CHALLENGE:
Go through the listing and write out all of it exactly.

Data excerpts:
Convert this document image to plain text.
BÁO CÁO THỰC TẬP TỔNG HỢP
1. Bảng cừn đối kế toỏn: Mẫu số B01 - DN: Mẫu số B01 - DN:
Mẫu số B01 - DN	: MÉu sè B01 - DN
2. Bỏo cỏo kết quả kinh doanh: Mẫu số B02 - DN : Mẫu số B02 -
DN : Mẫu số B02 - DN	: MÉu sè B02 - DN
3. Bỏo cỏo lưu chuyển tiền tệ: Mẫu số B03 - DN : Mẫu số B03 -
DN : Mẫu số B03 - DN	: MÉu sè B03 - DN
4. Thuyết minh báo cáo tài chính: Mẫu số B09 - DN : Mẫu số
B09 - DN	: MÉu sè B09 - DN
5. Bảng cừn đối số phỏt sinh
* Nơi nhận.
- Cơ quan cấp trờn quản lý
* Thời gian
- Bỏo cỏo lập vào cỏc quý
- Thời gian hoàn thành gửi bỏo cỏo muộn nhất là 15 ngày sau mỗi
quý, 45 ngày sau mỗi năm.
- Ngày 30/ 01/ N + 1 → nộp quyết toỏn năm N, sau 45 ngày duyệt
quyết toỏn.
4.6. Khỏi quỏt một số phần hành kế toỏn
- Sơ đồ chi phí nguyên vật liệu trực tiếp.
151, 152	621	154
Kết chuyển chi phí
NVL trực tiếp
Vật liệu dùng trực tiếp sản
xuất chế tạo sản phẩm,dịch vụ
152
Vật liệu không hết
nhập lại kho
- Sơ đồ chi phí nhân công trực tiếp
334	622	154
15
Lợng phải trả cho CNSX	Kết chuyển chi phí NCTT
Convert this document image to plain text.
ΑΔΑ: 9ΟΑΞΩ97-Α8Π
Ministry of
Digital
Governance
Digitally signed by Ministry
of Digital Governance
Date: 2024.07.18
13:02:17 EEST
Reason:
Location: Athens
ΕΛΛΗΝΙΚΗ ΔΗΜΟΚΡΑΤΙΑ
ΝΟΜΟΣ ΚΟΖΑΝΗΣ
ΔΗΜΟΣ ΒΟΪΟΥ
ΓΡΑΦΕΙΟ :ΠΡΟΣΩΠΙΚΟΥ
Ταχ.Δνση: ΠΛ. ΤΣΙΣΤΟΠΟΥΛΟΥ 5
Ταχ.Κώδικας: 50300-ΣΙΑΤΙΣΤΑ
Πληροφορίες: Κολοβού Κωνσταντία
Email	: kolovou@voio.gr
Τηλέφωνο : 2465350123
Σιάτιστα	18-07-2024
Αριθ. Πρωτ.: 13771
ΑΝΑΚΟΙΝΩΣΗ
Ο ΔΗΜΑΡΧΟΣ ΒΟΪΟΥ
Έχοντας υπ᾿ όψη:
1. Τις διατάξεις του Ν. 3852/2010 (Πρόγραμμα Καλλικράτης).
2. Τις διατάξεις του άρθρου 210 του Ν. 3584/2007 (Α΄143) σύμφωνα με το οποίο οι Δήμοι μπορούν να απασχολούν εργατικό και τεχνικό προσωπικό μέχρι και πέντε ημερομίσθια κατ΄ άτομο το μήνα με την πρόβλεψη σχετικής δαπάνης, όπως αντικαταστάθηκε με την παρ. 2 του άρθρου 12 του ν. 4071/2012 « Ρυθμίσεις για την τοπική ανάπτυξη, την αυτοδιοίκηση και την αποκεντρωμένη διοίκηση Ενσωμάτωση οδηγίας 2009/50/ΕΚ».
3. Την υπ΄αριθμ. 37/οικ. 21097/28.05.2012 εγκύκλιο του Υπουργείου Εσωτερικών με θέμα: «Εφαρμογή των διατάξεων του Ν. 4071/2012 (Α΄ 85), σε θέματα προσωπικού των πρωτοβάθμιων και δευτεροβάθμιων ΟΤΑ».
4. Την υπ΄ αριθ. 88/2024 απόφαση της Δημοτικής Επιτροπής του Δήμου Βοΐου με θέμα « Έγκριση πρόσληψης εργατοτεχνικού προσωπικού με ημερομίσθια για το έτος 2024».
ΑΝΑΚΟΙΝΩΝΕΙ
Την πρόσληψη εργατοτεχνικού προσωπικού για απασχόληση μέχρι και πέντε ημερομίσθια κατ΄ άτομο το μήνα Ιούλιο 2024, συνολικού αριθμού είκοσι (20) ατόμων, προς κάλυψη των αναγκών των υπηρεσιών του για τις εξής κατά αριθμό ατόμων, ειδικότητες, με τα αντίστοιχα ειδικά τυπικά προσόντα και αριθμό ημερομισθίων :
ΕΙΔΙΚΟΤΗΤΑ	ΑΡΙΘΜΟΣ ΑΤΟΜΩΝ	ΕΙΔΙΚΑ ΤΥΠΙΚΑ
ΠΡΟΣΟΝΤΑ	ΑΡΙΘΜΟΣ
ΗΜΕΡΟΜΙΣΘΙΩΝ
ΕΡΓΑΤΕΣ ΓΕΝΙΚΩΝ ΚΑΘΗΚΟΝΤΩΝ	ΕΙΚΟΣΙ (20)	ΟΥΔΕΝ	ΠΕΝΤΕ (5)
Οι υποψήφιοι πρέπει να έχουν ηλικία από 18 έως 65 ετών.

FINAL RESULT:
Convert this document image to plain text.
BÁO CÁO THỰC TẬP TỔNG HỢP
1. Bảng cừn đối kế toỏn: Mẫu số B01 - DN: Mẫu số B01 - DN:
Mẫu số B01 - DN	: MÉu sè B01 - DN
2. Bỏo cỏo kết quả kinh doanh: Mẫu số B02 - DN : Mẫu số B02 -
DN : Mẫu số B02 - DN	: MÉu sè B02 - DN
3. Bỏo cỏo lưu chuyển tiền tệ: Mẫu số B03 - DN : Mẫu số B03 -
DN : Mẫu số B03 - DN	: MÉu sè B03 - DN
4. Thuyết minh báo cáo tài chính: Mẫu số B09 - DN : Mẫu số
B09 - DN	: MÉu sè B09 - DN
5. Bảng cừn đối số phỏt sinh
* Nơi nhận.
- Cơ quan cấp trờn quản lý
* Thời gian
- Bỏo cỏo lập vào cỏc quý
- Thời gian hoàn thành gửi bỏo cỏo muộn nhất là 15 ngày sau mỗi
quý, 45 ngày sau mỗi năm.
- Ngày 30/ 01/ N + 1 → nộp quyết toỏn năm N, sau 45 ngày duyệt
quyết toỏn.
4.6. Khỏi quỏt một số phần hành kế toỏn
- Sơ đồ chi phí nguyên vật liệu trực tiếp.
151, 152	621	154
Kết chuyển chi phí
NVL trực tiếp
Vật liệu dùng trực tiếp sản
xuất chế tạo sản phẩm,dịch vụ
152
Vật liệu không hết
nhập lại kho
- Sơ đồ chi phí nhân công trực tiếp
334	622	154
15
Lợng phải trả cho CNSX	Kết chuyển chi phí NCTT
Convert this document image to plain text.
ΑΔΑ: 9ΟΑΞΩ97-Α8Π
Ministry of
Digital
Governance
Digitally signed by Ministry
of Digital Governance
Date: 2024.07.18
13:02:17 EEST
Reason:
Location: Athens
ΕΛΛΗΝΙΚΗ ΔΗΜΟΚΡΑΤΙΑ
ΝΟΜΟΣ ΚΟΖΑΝΗΣ
ΔΗΜΟΣ ΒΟΪΟΥ
ΓΡΑΦΕΙΟ :ΠΡΟΣΩΠΙΚΟΥ
Ταχ.Δνση: ΠΛ. ΤΣΙΣΤΟΠΟΥΛΟΥ 5
Ταχ.Κώδικας: 50300-ΣΙΑΤΙΣΤΑ
Πληροφορίες: Κολοβού Κωνσταντία
Email	: kolovou@voio.gr
Τηλέφωνο : 2465350123
Σιάτιστα	18-07-2024
Αριθ. Πρωτ.: 13771
ΑΝΑΚΟΙΝΩΣΗ
Ο ΔΗΜΑΡΧΟΣ ΒΟΪΟΥ
Έχοντας υπ᾿ όψη:
1. Τις διατάξεις του Ν. 3852/2010 (Πρόγραμμα Καλλικράτης).
2. Τις διατάξεις του άρθρου 210 του Ν. 3584/2007 (Α΄143) σύμφωνα με το οποίο οι Δήμοι μπορούν να απασχολούν εργατικό και τεχνικό προσωπικό μέχρι και πέντε ημερομίσθια κατ΄ άτομο το μήνα με την πρόβλεψη σχετικής δαπάνης, όπως αντικαταστάθηκε με την παρ. 2 του άρθρου 12 του ν. 4071/2012 « Ρυθμίσεις για την τοπική ανάπτυξη, την αυτοδιοίκηση και την αποκεντρωμένη διοίκηση Ενσωμάτωση οδηγίας 2009/50/ΕΚ».
3. Την υπ΄αριθμ. 37/οικ. 21097/28.05.2012 εγκύκλιο του Υπουργείου Εσωτερικών με θέμα: «Εφαρμογή των διατάξεων του Ν. 4071/2012 (Α΄ 85), σε θέματα προσωπικού των πρωτοβάθμιων και δευτεροβάθμιων ΟΤΑ».
4. Την υπ΄ αριθ. 88/2024 απόφαση της Δημοτικής Επιτροπής του Δήμου Βοΐου με θέμα « Έγκριση πρόσληψης εργατοτεχνικού προσωπικού με ημερομίσθια για το έτος 2024».
ΑΝΑΚΟΙΝΩΝΕΙ
Την πρόσληψη εργατοτεχνικού προσωπικού για απασχόληση μέχρι και πέντε ημερομίσθια κατ΄ άτομο το μήνα Ιούλιο 2024, συνολικού αριθμού είκοσι (20) ατόμων, προς κάλυψη των αναγκών των υπηρεσιών του για τις εξής κατά αριθμό ατόμων, ειδικότητες, με τα αντίστοιχα ειδικά τυπικά προσόντα και αριθμό ημερομισθίων :
ΕΙΔΙΚΟΤΗΤΑ	ΑΡΙΘΜΟΣ ΑΤΟΜΩΝ	ΕΙΔΙΚΑ ΤΥΠΙΚΑ
ΠΡΟΣΟΝΤΑ	ΑΡΙΘΜΟΣ
ΗΜΕΡΟΜΙΣΘΙΩΝ
ΕΡΓΑΤΕΣ ΓΕΝΙΚΩΝ ΚΑΘΗΚΟΝΤΩΝ	ΕΙΚΟΣΙ (20)	ΟΥΔΕΝ	ΠΕΝΤΕ (5)
Οι υποψήφιοι πρέπει να έχουν ηλικία από 18 έως 65 ετών.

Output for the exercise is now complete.